§ Source data:
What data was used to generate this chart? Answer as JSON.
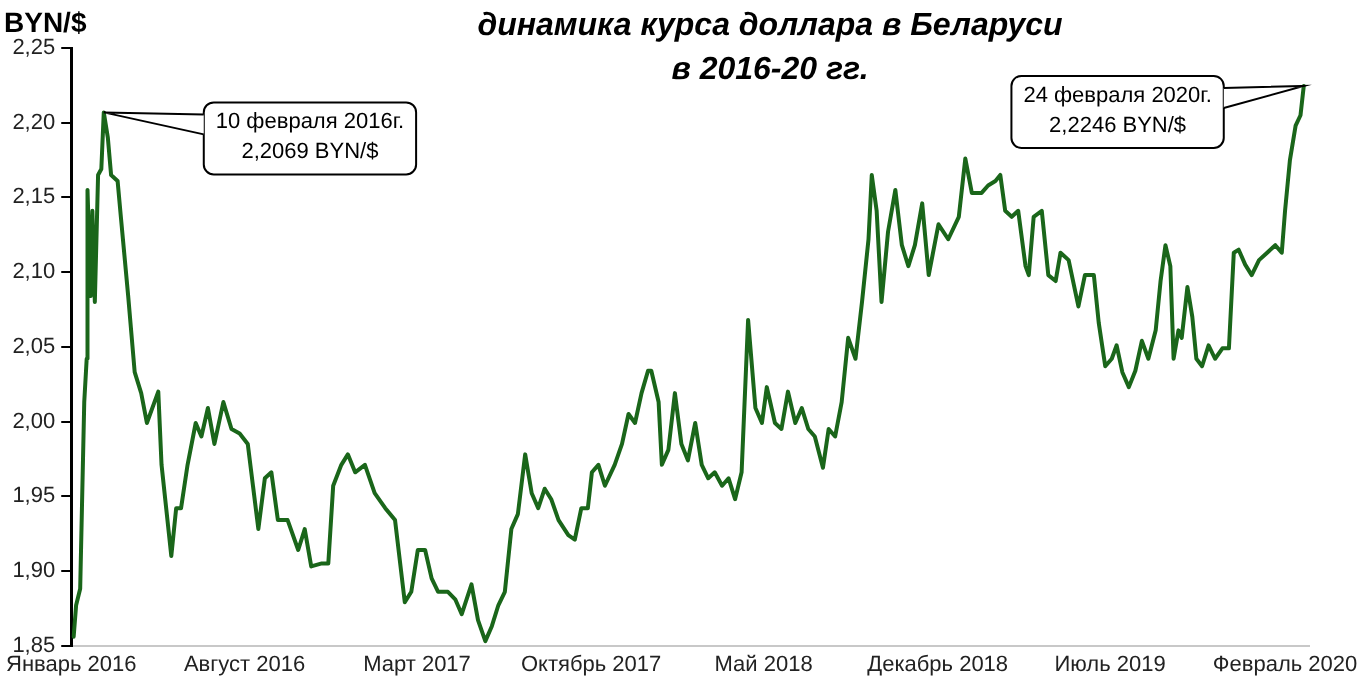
{
  "chart_data": {
    "type": "line",
    "title": "динамика курса доллара в Беларуси\nв 2016-20 гг.",
    "ylabel": "BYN/$",
    "x": [
      "2016-01-04",
      "2016-01-07",
      "2016-01-12",
      "2016-01-17",
      "2016-01-20",
      "2016-01-21",
      "2016-01-25",
      "2016-01-27",
      "2016-01-30",
      "2016-02-03",
      "2016-02-07",
      "2016-02-10",
      "2016-02-15",
      "2016-02-19",
      "2016-02-27",
      "2016-03-02",
      "2016-03-11",
      "2016-03-19",
      "2016-03-27",
      "2016-04-03",
      "2016-04-17",
      "2016-04-21",
      "2016-05-03",
      "2016-05-09",
      "2016-05-15",
      "2016-05-23",
      "2016-06-02",
      "2016-06-09",
      "2016-06-17",
      "2016-06-25",
      "2016-07-06",
      "2016-07-16",
      "2016-07-26",
      "2016-08-05",
      "2016-08-18",
      "2016-08-26",
      "2016-09-03",
      "2016-09-11",
      "2016-09-23",
      "2016-10-06",
      "2016-10-14",
      "2016-10-22",
      "2016-11-04",
      "2016-11-12",
      "2016-11-18",
      "2016-11-28",
      "2016-12-06",
      "2016-12-15",
      "2016-12-27",
      "2017-01-08",
      "2017-01-21",
      "2017-02-02",
      "2017-02-14",
      "2017-02-22",
      "2017-03-02",
      "2017-03-11",
      "2017-03-19",
      "2017-03-27",
      "2017-04-08",
      "2017-04-17",
      "2017-04-25",
      "2017-05-07",
      "2017-05-15",
      "2017-05-24",
      "2017-06-01",
      "2017-06-09",
      "2017-06-17",
      "2017-06-25",
      "2017-07-03",
      "2017-07-12",
      "2017-07-20",
      "2017-07-28",
      "2017-08-05",
      "2017-08-13",
      "2017-08-22",
      "2017-09-03",
      "2017-09-11",
      "2017-09-19",
      "2017-09-27",
      "2017-10-02",
      "2017-10-10",
      "2017-10-18",
      "2017-10-30",
      "2017-11-08",
      "2017-11-16",
      "2017-11-24",
      "2017-12-02",
      "2017-12-10",
      "2017-12-14",
      "2017-12-23",
      "2017-12-27",
      "2018-01-04",
      "2018-01-12",
      "2018-01-20",
      "2018-01-28",
      "2018-02-06",
      "2018-02-14",
      "2018-02-22",
      "2018-03-02",
      "2018-03-11",
      "2018-03-19",
      "2018-03-27",
      "2018-04-04",
      "2018-04-12",
      "2018-04-21",
      "2018-04-29",
      "2018-05-05",
      "2018-05-15",
      "2018-05-23",
      "2018-05-31",
      "2018-06-09",
      "2018-06-17",
      "2018-06-25",
      "2018-07-03",
      "2018-07-13",
      "2018-07-20",
      "2018-07-28",
      "2018-08-05",
      "2018-08-13",
      "2018-08-22",
      "2018-08-30",
      "2018-09-07",
      "2018-09-11",
      "2018-09-17",
      "2018-09-23",
      "2018-10-01",
      "2018-10-10",
      "2018-10-18",
      "2018-10-26",
      "2018-11-03",
      "2018-11-12",
      "2018-11-20",
      "2018-12-02",
      "2018-12-14",
      "2018-12-27",
      "2019-01-04",
      "2019-01-12",
      "2019-01-24",
      "2019-02-01",
      "2019-02-10",
      "2019-02-16",
      "2019-02-22",
      "2019-03-02",
      "2019-03-10",
      "2019-03-19",
      "2019-03-23",
      "2019-03-29",
      "2019-04-08",
      "2019-04-16",
      "2019-04-25",
      "2019-05-01",
      "2019-05-11",
      "2019-05-23",
      "2019-05-31",
      "2019-06-11",
      "2019-06-17",
      "2019-06-25",
      "2019-07-03",
      "2019-07-09",
      "2019-07-16",
      "2019-07-24",
      "2019-08-01",
      "2019-08-09",
      "2019-08-17",
      "2019-08-26",
      "2019-09-01",
      "2019-09-07",
      "2019-09-13",
      "2019-09-17",
      "2019-09-23",
      "2019-09-27",
      "2019-10-04",
      "2019-10-10",
      "2019-10-15",
      "2019-10-22",
      "2019-10-30",
      "2019-11-07",
      "2019-11-16",
      "2019-11-24",
      "2019-11-30",
      "2019-12-06",
      "2019-12-14",
      "2019-12-22",
      "2019-12-31",
      "2020-01-10",
      "2020-01-20",
      "2020-01-28",
      "2020-02-01",
      "2020-02-07",
      "2020-02-14",
      "2020-02-20",
      "2020-02-24"
    ],
    "series": [
      {
        "color": "#1a661a",
        "values": [
          1.856,
          1.877,
          1.888,
          2.013,
          2.042,
          2.155,
          2.084,
          2.141,
          2.08,
          2.165,
          2.169,
          2.2069,
          2.19,
          2.165,
          2.161,
          2.137,
          2.084,
          2.033,
          2.019,
          1.999,
          2.02,
          1.971,
          1.91,
          1.942,
          1.942,
          1.971,
          1.999,
          1.99,
          2.009,
          1.985,
          2.013,
          1.995,
          1.992,
          1.985,
          1.928,
          1.962,
          1.966,
          1.934,
          1.934,
          1.914,
          1.928,
          1.903,
          1.905,
          1.905,
          1.957,
          1.971,
          1.978,
          1.966,
          1.971,
          1.952,
          1.942,
          1.934,
          1.879,
          1.886,
          1.914,
          1.914,
          1.895,
          1.886,
          1.886,
          1.881,
          1.871,
          1.891,
          1.867,
          1.853,
          1.863,
          1.877,
          1.886,
          1.928,
          1.938,
          1.978,
          1.952,
          1.942,
          1.955,
          1.948,
          1.934,
          1.924,
          1.921,
          1.942,
          1.942,
          1.966,
          1.971,
          1.957,
          1.971,
          1.985,
          2.005,
          1.999,
          2.019,
          2.034,
          2.034,
          2.013,
          1.971,
          1.981,
          2.019,
          1.985,
          1.974,
          1.999,
          1.971,
          1.962,
          1.966,
          1.957,
          1.962,
          1.948,
          1.966,
          2.068,
          2.009,
          1.999,
          2.023,
          1.999,
          1.995,
          2.02,
          1.999,
          2.009,
          1.995,
          1.99,
          1.969,
          1.995,
          1.99,
          2.013,
          2.056,
          2.042,
          2.08,
          2.122,
          2.165,
          2.141,
          2.08,
          2.127,
          2.155,
          2.118,
          2.104,
          2.118,
          2.146,
          2.098,
          2.132,
          2.122,
          2.137,
          2.176,
          2.153,
          2.153,
          2.158,
          2.161,
          2.165,
          2.141,
          2.137,
          2.141,
          2.104,
          2.098,
          2.137,
          2.141,
          2.098,
          2.094,
          2.113,
          2.108,
          2.077,
          2.098,
          2.098,
          2.066,
          2.037,
          2.042,
          2.051,
          2.033,
          2.023,
          2.034,
          2.054,
          2.042,
          2.061,
          2.094,
          2.118,
          2.104,
          2.042,
          2.061,
          2.056,
          2.09,
          2.07,
          2.042,
          2.037,
          2.051,
          2.042,
          2.049,
          2.049,
          2.113,
          2.115,
          2.105,
          2.098,
          2.108,
          2.113,
          2.118,
          2.113,
          2.141,
          2.175,
          2.198,
          2.205,
          2.2246
        ]
      }
    ],
    "xlim": [
      "2016-01-01",
      "2020-03-01"
    ],
    "xticks": [
      {
        "value": "2016-01-01",
        "label": "Январь 2016"
      },
      {
        "value": "2016-08-01",
        "label": "Август 2016"
      },
      {
        "value": "2017-03-01",
        "label": "Март 2017"
      },
      {
        "value": "2017-10-01",
        "label": "Октябрь 2017"
      },
      {
        "value": "2018-05-01",
        "label": "Май 2018"
      },
      {
        "value": "2018-12-01",
        "label": "Декабрь 2018"
      },
      {
        "value": "2019-07-01",
        "label": "Июль 2019"
      },
      {
        "value": "2020-02-01",
        "label": "Февраль 2020"
      }
    ],
    "ylim": [
      1.85,
      2.25
    ],
    "yticks": [
      {
        "value": 1.85,
        "label": "1,85"
      },
      {
        "value": 1.9,
        "label": "1,90"
      },
      {
        "value": 1.95,
        "label": "1,95"
      },
      {
        "value": 2.0,
        "label": "2,00"
      },
      {
        "value": 2.05,
        "label": "2,05"
      },
      {
        "value": 2.1,
        "label": "2,10"
      },
      {
        "value": 2.15,
        "label": "2,15"
      },
      {
        "value": 2.2,
        "label": "2,20"
      },
      {
        "value": 2.25,
        "label": "2,25"
      }
    ],
    "annotations": [
      {
        "text": "10 февраля 2016г.\n2,2069 BYN/$",
        "x": "2016-02-10",
        "y": 2.2069
      },
      {
        "text": "24 февраля 2020г.\n2,2246 BYN/$",
        "x": "2020-02-24",
        "y": 2.2246
      }
    ],
    "grid": false,
    "legend": false,
    "marker": "none",
    "line_style": "solid"
  }
}
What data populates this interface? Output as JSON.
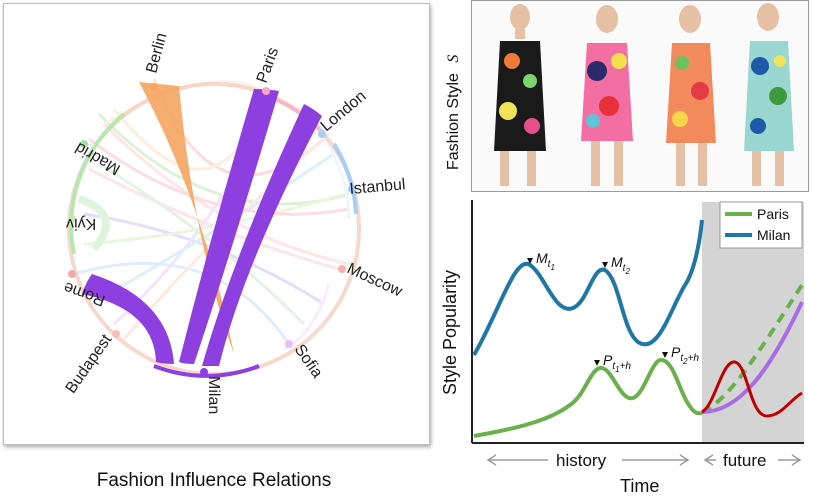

§ Task instructions:
Scan the listing above and copy all lines containing the word "What".

§ Written solution:
What data was used to generate this chart? Answer as JSON.
What data populates this interface? Output as JSON.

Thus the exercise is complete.